Figure record extracts
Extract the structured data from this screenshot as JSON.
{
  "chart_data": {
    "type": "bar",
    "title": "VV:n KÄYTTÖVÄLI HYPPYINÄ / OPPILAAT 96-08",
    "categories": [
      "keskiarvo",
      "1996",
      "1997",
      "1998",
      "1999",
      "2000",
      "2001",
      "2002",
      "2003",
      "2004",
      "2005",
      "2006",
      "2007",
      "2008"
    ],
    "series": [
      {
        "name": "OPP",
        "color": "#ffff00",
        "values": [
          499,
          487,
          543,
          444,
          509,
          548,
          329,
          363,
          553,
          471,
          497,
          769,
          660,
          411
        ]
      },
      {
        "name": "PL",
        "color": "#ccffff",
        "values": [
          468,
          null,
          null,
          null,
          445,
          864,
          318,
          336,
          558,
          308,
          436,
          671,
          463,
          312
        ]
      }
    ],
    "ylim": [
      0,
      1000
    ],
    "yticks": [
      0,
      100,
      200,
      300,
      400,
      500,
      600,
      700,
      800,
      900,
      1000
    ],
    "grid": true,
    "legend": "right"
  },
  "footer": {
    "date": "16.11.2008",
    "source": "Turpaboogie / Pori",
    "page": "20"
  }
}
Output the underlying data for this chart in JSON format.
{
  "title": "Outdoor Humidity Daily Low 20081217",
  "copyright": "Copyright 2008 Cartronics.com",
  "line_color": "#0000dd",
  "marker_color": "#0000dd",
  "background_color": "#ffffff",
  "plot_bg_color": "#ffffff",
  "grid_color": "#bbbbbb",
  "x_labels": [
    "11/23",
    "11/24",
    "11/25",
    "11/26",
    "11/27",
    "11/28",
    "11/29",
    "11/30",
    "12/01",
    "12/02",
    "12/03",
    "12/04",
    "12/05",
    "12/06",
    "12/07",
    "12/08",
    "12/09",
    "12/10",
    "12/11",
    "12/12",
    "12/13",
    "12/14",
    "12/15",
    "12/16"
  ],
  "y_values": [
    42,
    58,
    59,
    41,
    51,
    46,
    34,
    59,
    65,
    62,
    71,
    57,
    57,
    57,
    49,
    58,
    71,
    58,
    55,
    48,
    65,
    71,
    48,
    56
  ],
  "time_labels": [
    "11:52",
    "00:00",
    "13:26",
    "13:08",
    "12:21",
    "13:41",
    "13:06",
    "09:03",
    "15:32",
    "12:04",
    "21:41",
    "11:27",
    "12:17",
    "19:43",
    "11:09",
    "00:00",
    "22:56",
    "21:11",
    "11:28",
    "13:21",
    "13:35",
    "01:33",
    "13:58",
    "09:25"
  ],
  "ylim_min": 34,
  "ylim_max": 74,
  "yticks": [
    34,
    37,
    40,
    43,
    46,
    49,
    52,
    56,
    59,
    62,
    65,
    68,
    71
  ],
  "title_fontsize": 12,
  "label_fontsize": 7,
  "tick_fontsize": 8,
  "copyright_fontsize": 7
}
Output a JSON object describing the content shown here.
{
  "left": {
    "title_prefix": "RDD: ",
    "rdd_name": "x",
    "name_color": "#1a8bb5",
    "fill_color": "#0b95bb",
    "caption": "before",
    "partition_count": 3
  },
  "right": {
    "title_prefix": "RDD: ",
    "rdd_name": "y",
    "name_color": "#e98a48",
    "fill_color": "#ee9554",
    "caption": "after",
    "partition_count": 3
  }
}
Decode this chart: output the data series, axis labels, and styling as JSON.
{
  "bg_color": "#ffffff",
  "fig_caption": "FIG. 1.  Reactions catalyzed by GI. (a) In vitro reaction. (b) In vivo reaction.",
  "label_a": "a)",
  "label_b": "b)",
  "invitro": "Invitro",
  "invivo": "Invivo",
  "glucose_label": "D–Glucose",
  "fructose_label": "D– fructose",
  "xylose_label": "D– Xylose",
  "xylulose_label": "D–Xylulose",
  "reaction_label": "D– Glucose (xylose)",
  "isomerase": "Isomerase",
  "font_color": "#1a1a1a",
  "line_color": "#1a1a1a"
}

■ The task ■
Repeat each record exactly. Omit nothing.

■ Result of the exercise ■
Extract the structured data from this screenshot as JSON.
{
  "chart_data": {
    "type": "bar",
    "title": "VV:n KÄYTTÖVÄLI HYPPYINÄ / OPPILAAT 96-08",
    "categories": [
      "keskiarvo",
      "1996",
      "1997",
      "1998",
      "1999",
      "2000",
      "2001",
      "2002",
      "2003",
      "2004",
      "2005",
      "2006",
      "2007",
      "2008"
    ],
    "series": [
      {
        "name": "OPP",
        "color": "#ffff00",
        "values": [
          499,
          487,
          543,
          444,
          509,
          548,
          329,
          363,
          553,
          471,
          497,
          769,
          660,
          411
        ]
      },
      {
        "name": "PL",
        "color": "#ccffff",
        "values": [
          468,
          null,
          null,
          null,
          445,
          864,
          318,
          336,
          558,
          308,
          436,
          671,
          463,
          312
        ]
      }
    ],
    "ylim": [
      0,
      1000
    ],
    "yticks": [
      0,
      100,
      200,
      300,
      400,
      500,
      600,
      700,
      800,
      900,
      1000
    ],
    "grid": true,
    "legend": "right"
  },
  "footer": {
    "date": "16.11.2008",
    "source": "Turpaboogie / Pori",
    "page": "20"
  }
}
Output the underlying data for this chart in JSON format.
{
  "title": "Outdoor Humidity Daily Low 20081217",
  "copyright": "Copyright 2008 Cartronics.com",
  "line_color": "#0000dd",
  "marker_color": "#0000dd",
  "background_color": "#ffffff",
  "plot_bg_color": "#ffffff",
  "grid_color": "#bbbbbb",
  "x_labels": [
    "11/23",
    "11/24",
    "11/25",
    "11/26",
    "11/27",
    "11/28",
    "11/29",
    "11/30",
    "12/01",
    "12/02",
    "12/03",
    "12/04",
    "12/05",
    "12/06",
    "12/07",
    "12/08",
    "12/09",
    "12/10",
    "12/11",
    "12/12",
    "12/13",
    "12/14",
    "12/15",
    "12/16"
  ],
  "y_values": [
    42,
    58,
    59,
    41,
    51,
    46,
    34,
    59,
    65,
    62,
    71,
    57,
    57,
    57,
    49,
    58,
    71,
    58,
    55,
    48,
    65,
    71,
    48,
    56
  ],
  "time_labels": [
    "11:52",
    "00:00",
    "13:26",
    "13:08",
    "12:21",
    "13:41",
    "13:06",
    "09:03",
    "15:32",
    "12:04",
    "21:41",
    "11:27",
    "12:17",
    "19:43",
    "11:09",
    "00:00",
    "22:56",
    "21:11",
    "11:28",
    "13:21",
    "13:35",
    "01:33",
    "13:58",
    "09:25"
  ],
  "ylim_min": 34,
  "ylim_max": 74,
  "yticks": [
    34,
    37,
    40,
    43,
    46,
    49,
    52,
    56,
    59,
    62,
    65,
    68,
    71
  ],
  "title_fontsize": 12,
  "label_fontsize": 7,
  "tick_fontsize": 8,
  "copyright_fontsize": 7
}
Output a JSON object describing the content shown here.
{
  "left": {
    "title_prefix": "RDD: ",
    "rdd_name": "x",
    "name_color": "#1a8bb5",
    "fill_color": "#0b95bb",
    "caption": "before",
    "partition_count": 3
  },
  "right": {
    "title_prefix": "RDD: ",
    "rdd_name": "y",
    "name_color": "#e98a48",
    "fill_color": "#ee9554",
    "caption": "after",
    "partition_count": 3
  }
}
Decode this chart: output the data series, axis labels, and styling as JSON.
{
  "bg_color": "#ffffff",
  "fig_caption": "FIG. 1.  Reactions catalyzed by GI. (a) In vitro reaction. (b) In vivo reaction.",
  "label_a": "a)",
  "label_b": "b)",
  "invitro": "Invitro",
  "invivo": "Invivo",
  "glucose_label": "D–Glucose",
  "fructose_label": "D– fructose",
  "xylose_label": "D– Xylose",
  "xylulose_label": "D–Xylulose",
  "reaction_label": "D– Glucose (xylose)",
  "isomerase": "Isomerase",
  "font_color": "#1a1a1a",
  "line_color": "#1a1a1a"
}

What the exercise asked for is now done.